Exercise prompt:
Find each line with the string "LIKE" and report it.

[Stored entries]
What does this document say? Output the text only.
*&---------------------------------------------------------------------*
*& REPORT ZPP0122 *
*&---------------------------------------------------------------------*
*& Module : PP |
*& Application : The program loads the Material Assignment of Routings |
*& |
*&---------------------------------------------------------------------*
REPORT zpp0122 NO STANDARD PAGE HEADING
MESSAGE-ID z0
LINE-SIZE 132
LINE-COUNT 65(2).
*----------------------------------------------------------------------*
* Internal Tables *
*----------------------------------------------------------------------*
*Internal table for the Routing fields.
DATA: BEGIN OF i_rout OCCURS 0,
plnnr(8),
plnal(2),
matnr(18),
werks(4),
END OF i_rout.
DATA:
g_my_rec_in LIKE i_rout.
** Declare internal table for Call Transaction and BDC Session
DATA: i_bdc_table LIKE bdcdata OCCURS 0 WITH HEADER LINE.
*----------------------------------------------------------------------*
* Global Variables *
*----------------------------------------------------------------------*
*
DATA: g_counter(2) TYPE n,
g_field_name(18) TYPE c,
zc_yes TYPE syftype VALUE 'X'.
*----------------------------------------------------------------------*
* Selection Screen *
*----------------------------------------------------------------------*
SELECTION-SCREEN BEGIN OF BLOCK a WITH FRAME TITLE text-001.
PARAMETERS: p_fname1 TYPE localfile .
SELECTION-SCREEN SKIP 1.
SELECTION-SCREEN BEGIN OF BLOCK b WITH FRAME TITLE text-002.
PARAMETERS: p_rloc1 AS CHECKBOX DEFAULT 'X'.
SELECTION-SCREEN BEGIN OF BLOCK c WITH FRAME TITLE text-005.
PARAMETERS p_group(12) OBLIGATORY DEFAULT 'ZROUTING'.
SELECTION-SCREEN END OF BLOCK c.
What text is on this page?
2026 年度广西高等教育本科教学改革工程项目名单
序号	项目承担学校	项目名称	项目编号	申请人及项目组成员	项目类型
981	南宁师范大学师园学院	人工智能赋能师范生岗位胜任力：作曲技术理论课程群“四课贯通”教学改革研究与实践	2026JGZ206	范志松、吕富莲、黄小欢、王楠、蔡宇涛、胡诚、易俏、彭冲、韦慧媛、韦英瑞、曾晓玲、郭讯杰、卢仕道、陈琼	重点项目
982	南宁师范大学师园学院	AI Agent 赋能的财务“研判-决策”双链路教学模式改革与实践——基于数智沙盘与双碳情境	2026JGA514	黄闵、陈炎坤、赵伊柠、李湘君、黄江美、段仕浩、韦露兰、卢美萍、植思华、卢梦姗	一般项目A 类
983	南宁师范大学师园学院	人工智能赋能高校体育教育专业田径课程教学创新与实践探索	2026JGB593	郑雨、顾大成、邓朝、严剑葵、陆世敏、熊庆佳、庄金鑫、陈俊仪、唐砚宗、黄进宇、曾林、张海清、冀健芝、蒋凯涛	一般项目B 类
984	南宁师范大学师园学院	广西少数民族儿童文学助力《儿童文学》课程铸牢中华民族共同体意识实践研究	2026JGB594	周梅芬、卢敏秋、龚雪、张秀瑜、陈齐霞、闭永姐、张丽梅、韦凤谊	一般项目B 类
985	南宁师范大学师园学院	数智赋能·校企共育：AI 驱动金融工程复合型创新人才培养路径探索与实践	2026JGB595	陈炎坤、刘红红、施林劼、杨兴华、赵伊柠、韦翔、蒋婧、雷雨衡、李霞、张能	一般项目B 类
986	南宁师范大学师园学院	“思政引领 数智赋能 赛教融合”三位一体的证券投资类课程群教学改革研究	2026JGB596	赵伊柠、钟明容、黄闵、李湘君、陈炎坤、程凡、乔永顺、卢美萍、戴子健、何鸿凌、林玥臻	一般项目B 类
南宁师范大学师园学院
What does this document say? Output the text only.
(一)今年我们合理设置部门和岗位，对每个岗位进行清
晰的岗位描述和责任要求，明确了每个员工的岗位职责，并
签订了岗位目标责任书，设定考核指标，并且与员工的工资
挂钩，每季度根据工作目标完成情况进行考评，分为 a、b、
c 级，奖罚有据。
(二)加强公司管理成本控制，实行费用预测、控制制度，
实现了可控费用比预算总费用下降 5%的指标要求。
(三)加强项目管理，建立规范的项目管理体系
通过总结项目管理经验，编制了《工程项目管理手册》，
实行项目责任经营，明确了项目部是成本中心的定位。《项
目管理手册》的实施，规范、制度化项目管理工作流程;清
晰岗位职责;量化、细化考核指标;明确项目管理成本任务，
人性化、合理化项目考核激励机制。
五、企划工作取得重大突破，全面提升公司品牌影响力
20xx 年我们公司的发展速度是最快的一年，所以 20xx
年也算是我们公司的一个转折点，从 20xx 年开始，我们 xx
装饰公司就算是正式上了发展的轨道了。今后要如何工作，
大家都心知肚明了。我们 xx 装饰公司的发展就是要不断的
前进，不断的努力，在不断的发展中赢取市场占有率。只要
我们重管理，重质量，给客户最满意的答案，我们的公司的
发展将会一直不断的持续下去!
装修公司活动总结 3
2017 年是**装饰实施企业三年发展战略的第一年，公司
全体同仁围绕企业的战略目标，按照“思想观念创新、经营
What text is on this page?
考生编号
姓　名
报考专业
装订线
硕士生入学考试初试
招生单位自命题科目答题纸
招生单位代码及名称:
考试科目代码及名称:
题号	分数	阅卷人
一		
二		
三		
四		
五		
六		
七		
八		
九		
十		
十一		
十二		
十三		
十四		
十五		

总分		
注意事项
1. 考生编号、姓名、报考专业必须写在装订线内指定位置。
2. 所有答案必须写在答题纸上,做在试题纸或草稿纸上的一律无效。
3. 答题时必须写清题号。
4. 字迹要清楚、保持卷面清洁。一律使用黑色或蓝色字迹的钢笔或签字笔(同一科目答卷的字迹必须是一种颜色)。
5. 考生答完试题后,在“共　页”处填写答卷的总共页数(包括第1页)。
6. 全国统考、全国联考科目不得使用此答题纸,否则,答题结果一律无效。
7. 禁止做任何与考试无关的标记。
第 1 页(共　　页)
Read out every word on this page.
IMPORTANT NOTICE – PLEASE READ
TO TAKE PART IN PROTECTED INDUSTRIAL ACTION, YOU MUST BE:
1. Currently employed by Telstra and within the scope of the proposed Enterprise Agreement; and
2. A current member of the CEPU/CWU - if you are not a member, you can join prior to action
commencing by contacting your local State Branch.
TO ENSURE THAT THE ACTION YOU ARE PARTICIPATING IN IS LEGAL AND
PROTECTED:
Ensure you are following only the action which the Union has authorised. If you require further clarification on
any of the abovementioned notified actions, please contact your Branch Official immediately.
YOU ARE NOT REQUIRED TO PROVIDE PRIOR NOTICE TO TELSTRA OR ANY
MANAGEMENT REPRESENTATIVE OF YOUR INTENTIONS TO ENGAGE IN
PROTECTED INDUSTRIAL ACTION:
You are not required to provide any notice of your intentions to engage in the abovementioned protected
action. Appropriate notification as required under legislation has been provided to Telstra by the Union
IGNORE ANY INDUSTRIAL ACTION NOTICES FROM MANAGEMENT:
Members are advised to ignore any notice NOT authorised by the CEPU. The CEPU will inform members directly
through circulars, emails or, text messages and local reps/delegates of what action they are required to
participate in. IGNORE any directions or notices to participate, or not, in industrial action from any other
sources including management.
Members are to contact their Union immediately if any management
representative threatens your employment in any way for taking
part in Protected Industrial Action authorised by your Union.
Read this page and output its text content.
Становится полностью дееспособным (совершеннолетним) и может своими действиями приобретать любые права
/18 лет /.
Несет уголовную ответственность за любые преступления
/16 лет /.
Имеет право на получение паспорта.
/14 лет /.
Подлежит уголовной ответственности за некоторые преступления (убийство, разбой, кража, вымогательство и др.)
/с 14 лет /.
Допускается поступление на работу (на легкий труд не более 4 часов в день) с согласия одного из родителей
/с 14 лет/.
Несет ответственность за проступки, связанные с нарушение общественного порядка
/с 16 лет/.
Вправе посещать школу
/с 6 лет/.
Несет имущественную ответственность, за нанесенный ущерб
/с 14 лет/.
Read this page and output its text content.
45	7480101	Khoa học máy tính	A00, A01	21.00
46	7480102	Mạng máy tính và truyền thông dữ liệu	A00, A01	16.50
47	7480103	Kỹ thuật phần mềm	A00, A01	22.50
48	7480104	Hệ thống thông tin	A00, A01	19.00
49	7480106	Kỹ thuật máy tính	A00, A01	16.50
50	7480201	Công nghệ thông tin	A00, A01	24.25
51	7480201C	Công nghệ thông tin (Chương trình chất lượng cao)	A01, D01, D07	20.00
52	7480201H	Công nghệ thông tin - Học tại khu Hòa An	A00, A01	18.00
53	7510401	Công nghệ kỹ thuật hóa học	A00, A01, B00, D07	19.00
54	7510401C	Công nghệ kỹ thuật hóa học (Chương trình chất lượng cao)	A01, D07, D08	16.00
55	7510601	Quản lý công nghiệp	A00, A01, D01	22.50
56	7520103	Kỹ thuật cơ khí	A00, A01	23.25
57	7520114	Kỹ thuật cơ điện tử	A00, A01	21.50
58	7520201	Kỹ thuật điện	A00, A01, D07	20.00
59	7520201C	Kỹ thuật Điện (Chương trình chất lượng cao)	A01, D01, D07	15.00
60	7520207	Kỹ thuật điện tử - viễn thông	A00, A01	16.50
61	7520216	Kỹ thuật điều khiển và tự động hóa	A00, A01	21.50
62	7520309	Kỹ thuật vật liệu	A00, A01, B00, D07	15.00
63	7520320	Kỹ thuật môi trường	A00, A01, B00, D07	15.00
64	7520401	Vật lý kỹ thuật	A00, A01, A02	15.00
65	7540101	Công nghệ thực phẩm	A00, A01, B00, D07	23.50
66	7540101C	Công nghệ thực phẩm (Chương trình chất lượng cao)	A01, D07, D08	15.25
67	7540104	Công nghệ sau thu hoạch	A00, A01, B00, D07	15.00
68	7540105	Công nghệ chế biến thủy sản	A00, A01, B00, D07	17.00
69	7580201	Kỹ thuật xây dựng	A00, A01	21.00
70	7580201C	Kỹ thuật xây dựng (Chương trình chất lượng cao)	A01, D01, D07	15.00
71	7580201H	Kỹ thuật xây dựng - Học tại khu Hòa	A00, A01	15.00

Solution below:
g_my_rec_in LIKE i_rout.
DATA: i_bdc_table LIKE bdcdata OCCURS 0 WITH HEADER LINE.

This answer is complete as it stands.